| Selected text |
════

The Clarence Street Bridge (also known as Bridge 21) is a vertical-lift bridge located in Port Colborne, Ontario. Built between 1927–1929 during 4th Welland Canal Construction, the bridge still serves today as a vital link connecting East and West Port Colborne. The structure uses simple electric motors and counterweights to raise the deck 36.5 meters (120ft.) above passing vessels. The raising and lowering of the bridge takes approximately 90 seconds. The western bridge approach, over former canal locks 26 and 27, was added when Bridge 21 was constructed, making these locks inoperable.

This bridge is one of only four remaining vertical-lift road bridges over the Welland Canal.

Another vertical-lift bridge (known as Bridge 20) stood just north of Bridge 21; it was also built in 1927–1929 by the Canadian National Railway. In the mid-1990s, the Port Colborne Harbour Railway was completed, connecting Port Colborne to rail lines on the western side of the canal, making Bridge 20 unnecessary. It was removed in the winter of 1997.

Clarence Street Bridge Lifting

On April 16th, 2026, a heavy lift vessel, BBC Tokyo, collided with the bridge while transiting the canal. Online videos show the vessel approaching the bridge at an odd angle, then brushing against the east tower. The cause of the incident is under investigation. As of May 2026, ship traffic has resumed.

════

| Aim of the exercise |
From the Clarence Street Bridge text, list every bridge and every canal lock that it identifies by number.

| Data shown |
════

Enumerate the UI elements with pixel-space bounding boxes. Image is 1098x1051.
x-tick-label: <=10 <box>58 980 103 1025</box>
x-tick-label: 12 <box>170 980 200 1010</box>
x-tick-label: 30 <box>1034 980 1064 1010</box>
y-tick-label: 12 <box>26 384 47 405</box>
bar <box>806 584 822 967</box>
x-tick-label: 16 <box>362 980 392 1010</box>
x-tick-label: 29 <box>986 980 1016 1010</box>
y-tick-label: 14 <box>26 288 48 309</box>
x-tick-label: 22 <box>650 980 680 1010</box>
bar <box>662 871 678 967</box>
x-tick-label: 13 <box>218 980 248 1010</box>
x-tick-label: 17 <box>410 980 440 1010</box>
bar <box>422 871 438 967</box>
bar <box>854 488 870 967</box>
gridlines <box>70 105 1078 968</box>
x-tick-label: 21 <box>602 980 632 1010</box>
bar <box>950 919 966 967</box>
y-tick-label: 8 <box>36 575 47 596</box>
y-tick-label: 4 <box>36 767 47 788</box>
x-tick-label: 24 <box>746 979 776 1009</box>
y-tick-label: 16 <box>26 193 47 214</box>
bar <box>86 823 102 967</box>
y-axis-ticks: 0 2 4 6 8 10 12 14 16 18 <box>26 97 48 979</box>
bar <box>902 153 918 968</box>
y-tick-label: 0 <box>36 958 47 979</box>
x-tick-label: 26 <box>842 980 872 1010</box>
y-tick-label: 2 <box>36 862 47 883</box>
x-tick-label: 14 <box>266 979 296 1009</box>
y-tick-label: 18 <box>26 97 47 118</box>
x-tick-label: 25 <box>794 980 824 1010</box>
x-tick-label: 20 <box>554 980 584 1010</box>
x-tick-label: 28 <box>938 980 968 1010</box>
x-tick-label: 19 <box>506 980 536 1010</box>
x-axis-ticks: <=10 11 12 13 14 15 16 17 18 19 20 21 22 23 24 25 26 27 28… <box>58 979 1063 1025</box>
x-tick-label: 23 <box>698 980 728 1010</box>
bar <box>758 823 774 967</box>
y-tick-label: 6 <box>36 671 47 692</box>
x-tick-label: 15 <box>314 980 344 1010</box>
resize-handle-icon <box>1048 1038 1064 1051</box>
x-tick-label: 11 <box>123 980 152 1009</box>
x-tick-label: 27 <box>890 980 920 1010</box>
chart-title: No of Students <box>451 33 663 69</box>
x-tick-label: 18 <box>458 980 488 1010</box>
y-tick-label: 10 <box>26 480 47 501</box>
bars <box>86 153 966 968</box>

════

| Problem solution |
Bridge 21, Bridge 20, lock 26, lock 27